(Saved entries)
□ □ □ □ □

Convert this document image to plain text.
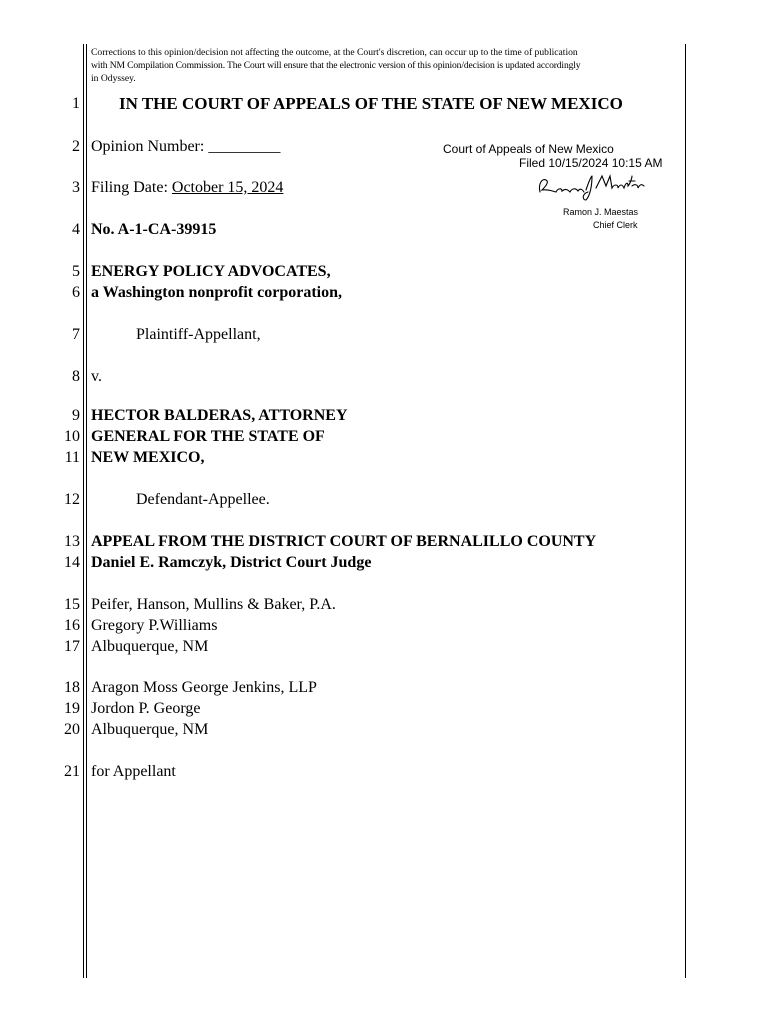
Corrections to this opinion/decision not affecting the outcome, at the Court's discretion, can occur up to the time of publication
with NM Compilation Commission. The Court will ensure that the electronic version of this opinion/decision is updated accordingly
in Odyssey.
1 IN THE COURT OF APPEALS OF THE STATE OF NEW MEXICO
2 Opinion Number: _________
3 Filing Date: October 15, 2024
4 No. A-1-CA-39915
5 ENERGY POLICY ADVOCATES,
6 a Washington nonprofit corporation,
7	Plaintiff-Appellant,
8 v.
9 HECTOR BALDERAS, ATTORNEY
10 GENERAL FOR THE STATE OF
11 NEW MEXICO,
12	Defendant-Appellee.
13 APPEAL FROM THE DISTRICT COURT OF BERNALILLO COUNTY
14 Daniel E. Ramczyk, District Court Judge
15 Peifer, Hanson, Mullins & Baker, P.A.
16 Gregory P.Williams
17 Albuquerque, NM
18 Aragon Moss George Jenkins, LLP
19 Jordon P. George
20 Albuquerque, NM
21 for Appellant
Court of Appeals of New Mexico
Filed 10/15/2024 10:15 AM
Ramon J. Maestas
Chief Clerk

□ □ □ □ □

Exercise instructions: All records above are to be printed exactly, minus the pictures they contain.

Full solution:
Convert this document image to plain text.
Corrections to this opinion/decision not affecting the outcome, at the Court's discretion, can occur up to the time of publication
with NM Compilation Commission. The Court will ensure that the electronic version of this opinion/decision is updated accordingly
in Odyssey.
1 IN THE COURT OF APPEALS OF THE STATE OF NEW MEXICO
2 Opinion Number: _________
3 Filing Date: October 15, 2024
4 No. A-1-CA-39915
5 ENERGY POLICY ADVOCATES,
6 a Washington nonprofit corporation,
7	Plaintiff-Appellant,
8 v.
9 HECTOR BALDERAS, ATTORNEY
10 GENERAL FOR THE STATE OF
11 NEW MEXICO,
12	Defendant-Appellee.
13 APPEAL FROM THE DISTRICT COURT OF BERNALILLO COUNTY
14 Daniel E. Ramczyk, District Court Judge
15 Peifer, Hanson, Mullins & Baker, P.A.
16 Gregory P.Williams
17 Albuquerque, NM
18 Aragon Moss George Jenkins, LLP
19 Jordon P. George
20 Albuquerque, NM
21 for Appellant
Court of Appeals of New Mexico
Filed 10/15/2024 10:15 AM
Ramon J. Maestas
Chief Clerk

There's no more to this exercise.